» **Given data**
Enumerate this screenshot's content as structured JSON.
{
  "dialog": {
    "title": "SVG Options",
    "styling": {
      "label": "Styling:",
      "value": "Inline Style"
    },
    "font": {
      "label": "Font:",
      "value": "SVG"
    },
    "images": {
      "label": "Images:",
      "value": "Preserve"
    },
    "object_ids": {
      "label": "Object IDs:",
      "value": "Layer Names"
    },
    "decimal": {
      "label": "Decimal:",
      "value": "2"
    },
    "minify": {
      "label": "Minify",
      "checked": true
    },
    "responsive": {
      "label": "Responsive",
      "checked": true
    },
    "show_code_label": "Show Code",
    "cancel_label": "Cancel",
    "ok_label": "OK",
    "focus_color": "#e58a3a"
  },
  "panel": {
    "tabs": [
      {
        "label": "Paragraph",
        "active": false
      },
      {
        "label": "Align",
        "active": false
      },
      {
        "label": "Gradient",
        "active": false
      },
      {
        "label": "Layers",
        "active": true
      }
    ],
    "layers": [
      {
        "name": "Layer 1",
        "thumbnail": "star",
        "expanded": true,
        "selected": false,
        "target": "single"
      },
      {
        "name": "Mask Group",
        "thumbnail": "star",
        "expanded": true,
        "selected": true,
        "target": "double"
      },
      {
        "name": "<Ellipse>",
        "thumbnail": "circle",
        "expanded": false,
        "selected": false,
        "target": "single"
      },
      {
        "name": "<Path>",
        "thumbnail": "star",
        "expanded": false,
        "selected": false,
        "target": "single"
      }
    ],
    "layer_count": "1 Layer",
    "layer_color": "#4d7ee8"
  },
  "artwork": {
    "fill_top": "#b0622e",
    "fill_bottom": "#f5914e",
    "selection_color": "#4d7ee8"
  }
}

» **Your goal**
Repeat the listing in full, keeping every line exactly as it is.

» **Output of the exercise**
Enumerate this screenshot's content as structured JSON.
{
  "dialog": {
    "title": "SVG Options",
    "styling": {
      "label": "Styling:",
      "value": "Inline Style"
    },
    "font": {
      "label": "Font:",
      "value": "SVG"
    },
    "images": {
      "label": "Images:",
      "value": "Preserve"
    },
    "object_ids": {
      "label": "Object IDs:",
      "value": "Layer Names"
    },
    "decimal": {
      "label": "Decimal:",
      "value": "2"
    },
    "minify": {
      "label": "Minify",
      "checked": true
    },
    "responsive": {
      "label": "Responsive",
      "checked": true
    },
    "show_code_label": "Show Code",
    "cancel_label": "Cancel",
    "ok_label": "OK",
    "focus_color": "#e58a3a"
  },
  "panel": {
    "tabs": [
      {
        "label": "Paragraph",
        "active": false
      },
      {
        "label": "Align",
        "active": false
      },
      {
        "label": "Gradient",
        "active": false
      },
      {
        "label": "Layers",
        "active": true
      }
    ],
    "layers": [
      {
        "name": "Layer 1",
        "thumbnail": "star",
        "expanded": true,
        "selected": false,
        "target": "single"
      },
      {
        "name": "Mask Group",
        "thumbnail": "star",
        "expanded": true,
        "selected": true,
        "target": "double"
      },
      {
        "name": "<Ellipse>",
        "thumbnail": "circle",
        "expanded": false,
        "selected": false,
        "target": "single"
      },
      {
        "name": "<Path>",
        "thumbnail": "star",
        "expanded": false,
        "selected": false,
        "target": "single"
      }
    ],
    "layer_count": "1 Layer",
    "layer_color": "#4d7ee8"
  },
  "artwork": {
    "fill_top": "#b0622e",
    "fill_bottom": "#f5914e",
    "selection_color": "#4d7ee8"
  }
}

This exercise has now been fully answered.